### Task objective
Copy out each line of the data that holds the word "Pulisic".

Stored data
╭──

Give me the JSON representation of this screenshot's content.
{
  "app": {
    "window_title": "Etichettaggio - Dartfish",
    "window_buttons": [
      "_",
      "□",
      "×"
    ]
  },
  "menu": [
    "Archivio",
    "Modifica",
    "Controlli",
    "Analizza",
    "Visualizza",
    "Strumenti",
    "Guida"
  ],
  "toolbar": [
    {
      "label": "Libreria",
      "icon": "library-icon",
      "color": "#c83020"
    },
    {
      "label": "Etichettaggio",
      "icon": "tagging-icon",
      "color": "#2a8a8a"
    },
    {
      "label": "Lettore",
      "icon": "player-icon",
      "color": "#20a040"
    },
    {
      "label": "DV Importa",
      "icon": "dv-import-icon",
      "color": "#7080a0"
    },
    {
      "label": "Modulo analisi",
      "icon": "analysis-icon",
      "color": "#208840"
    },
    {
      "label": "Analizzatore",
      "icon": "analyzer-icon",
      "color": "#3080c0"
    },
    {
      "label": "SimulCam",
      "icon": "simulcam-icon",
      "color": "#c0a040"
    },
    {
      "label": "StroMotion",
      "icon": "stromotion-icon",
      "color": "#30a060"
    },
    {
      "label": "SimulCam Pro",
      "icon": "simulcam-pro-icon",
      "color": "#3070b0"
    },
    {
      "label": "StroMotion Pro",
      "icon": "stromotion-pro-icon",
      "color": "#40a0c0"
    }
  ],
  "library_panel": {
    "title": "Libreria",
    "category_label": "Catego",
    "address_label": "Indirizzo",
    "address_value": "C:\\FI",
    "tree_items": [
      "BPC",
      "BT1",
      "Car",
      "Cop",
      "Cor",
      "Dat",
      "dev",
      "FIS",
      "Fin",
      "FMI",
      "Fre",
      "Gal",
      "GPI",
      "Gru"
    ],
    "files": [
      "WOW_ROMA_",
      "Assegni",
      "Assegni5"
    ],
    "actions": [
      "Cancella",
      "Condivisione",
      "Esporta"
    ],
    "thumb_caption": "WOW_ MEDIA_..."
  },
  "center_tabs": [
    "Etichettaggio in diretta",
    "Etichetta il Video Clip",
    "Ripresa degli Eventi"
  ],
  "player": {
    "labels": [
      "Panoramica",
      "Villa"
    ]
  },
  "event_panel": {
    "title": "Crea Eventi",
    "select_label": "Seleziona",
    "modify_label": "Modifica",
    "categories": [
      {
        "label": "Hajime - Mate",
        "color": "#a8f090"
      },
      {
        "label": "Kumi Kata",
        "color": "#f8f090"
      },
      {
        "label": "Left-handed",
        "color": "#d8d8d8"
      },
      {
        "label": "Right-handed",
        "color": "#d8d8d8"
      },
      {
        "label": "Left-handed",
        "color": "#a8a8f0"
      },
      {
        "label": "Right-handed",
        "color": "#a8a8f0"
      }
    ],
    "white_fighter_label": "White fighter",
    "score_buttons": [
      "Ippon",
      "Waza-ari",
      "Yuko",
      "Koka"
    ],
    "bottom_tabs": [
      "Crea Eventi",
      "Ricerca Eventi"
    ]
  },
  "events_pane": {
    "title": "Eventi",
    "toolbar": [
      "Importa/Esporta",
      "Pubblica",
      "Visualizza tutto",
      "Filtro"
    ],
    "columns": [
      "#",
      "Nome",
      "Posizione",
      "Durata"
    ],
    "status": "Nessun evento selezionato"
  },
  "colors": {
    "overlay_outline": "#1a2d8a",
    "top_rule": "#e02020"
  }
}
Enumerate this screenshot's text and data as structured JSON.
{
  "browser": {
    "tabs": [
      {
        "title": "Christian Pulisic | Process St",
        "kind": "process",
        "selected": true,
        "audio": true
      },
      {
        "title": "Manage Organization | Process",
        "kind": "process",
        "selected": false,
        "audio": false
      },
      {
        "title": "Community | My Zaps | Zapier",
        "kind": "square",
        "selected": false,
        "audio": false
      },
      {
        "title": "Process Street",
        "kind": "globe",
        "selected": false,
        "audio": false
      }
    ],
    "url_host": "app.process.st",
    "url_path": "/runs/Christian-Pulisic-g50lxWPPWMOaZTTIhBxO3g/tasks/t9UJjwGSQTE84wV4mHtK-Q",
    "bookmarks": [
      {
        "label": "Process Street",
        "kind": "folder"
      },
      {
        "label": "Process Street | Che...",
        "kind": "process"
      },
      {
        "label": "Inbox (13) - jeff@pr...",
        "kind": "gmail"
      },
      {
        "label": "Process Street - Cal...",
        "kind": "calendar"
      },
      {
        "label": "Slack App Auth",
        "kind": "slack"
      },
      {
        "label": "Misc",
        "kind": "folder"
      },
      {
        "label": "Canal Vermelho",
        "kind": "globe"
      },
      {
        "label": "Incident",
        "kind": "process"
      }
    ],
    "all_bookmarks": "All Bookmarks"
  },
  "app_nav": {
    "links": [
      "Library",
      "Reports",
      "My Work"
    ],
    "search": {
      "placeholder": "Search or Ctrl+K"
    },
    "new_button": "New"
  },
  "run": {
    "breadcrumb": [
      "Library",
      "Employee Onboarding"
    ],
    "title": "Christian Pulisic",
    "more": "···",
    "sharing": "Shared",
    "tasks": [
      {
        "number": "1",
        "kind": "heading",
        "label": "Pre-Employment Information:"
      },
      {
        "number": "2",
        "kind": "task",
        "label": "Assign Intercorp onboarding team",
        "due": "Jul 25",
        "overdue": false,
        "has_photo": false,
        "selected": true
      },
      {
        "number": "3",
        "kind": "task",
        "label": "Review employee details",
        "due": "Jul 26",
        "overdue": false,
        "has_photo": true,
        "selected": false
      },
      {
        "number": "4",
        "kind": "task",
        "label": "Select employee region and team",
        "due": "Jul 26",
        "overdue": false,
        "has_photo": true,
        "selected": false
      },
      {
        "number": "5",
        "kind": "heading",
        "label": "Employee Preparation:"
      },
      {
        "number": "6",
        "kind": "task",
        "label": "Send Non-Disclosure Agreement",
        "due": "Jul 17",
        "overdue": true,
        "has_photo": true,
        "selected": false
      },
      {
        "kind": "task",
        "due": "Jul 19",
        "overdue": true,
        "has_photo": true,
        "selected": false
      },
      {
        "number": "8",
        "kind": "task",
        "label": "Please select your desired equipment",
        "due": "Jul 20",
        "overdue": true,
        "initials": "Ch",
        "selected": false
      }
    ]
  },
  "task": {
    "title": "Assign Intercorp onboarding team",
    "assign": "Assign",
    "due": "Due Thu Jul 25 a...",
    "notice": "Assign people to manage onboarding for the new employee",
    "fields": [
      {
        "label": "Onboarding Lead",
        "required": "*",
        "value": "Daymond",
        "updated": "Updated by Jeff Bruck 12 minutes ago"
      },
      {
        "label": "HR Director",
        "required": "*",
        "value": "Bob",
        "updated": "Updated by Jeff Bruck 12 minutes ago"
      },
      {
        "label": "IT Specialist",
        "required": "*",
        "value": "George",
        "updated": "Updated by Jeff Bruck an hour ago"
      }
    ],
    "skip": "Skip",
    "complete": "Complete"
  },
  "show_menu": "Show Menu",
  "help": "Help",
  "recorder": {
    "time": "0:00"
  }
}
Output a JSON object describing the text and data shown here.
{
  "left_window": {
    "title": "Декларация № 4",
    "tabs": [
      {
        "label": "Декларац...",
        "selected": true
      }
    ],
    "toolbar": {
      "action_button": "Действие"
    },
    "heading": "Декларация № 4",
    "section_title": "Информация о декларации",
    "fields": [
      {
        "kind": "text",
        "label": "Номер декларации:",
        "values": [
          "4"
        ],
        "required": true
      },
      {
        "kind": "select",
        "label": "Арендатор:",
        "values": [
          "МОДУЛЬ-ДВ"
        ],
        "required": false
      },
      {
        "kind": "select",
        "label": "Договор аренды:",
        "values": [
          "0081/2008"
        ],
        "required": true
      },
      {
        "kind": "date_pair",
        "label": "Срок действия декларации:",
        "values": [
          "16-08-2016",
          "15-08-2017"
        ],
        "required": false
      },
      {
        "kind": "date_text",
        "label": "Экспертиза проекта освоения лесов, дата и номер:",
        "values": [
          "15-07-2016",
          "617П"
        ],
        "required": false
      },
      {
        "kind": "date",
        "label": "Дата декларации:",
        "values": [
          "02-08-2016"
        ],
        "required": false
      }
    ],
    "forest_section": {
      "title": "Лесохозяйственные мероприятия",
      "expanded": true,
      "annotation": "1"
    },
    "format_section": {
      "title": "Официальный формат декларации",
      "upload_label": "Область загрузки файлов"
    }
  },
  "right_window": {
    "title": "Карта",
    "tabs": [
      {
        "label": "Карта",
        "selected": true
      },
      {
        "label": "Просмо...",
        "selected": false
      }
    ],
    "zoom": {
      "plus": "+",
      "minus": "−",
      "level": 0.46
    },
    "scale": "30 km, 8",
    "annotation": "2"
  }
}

╰──

### Task solution
        "title": "Christian Pulisic | Process St",
    "url_path": "/runs/Christian-Pulisic-g50lxWPPWMOaZTTIhBxO3g/tasks/t9UJjwGSQTE84wV4mHtK-Q",
    "title": "Christian Pulisic",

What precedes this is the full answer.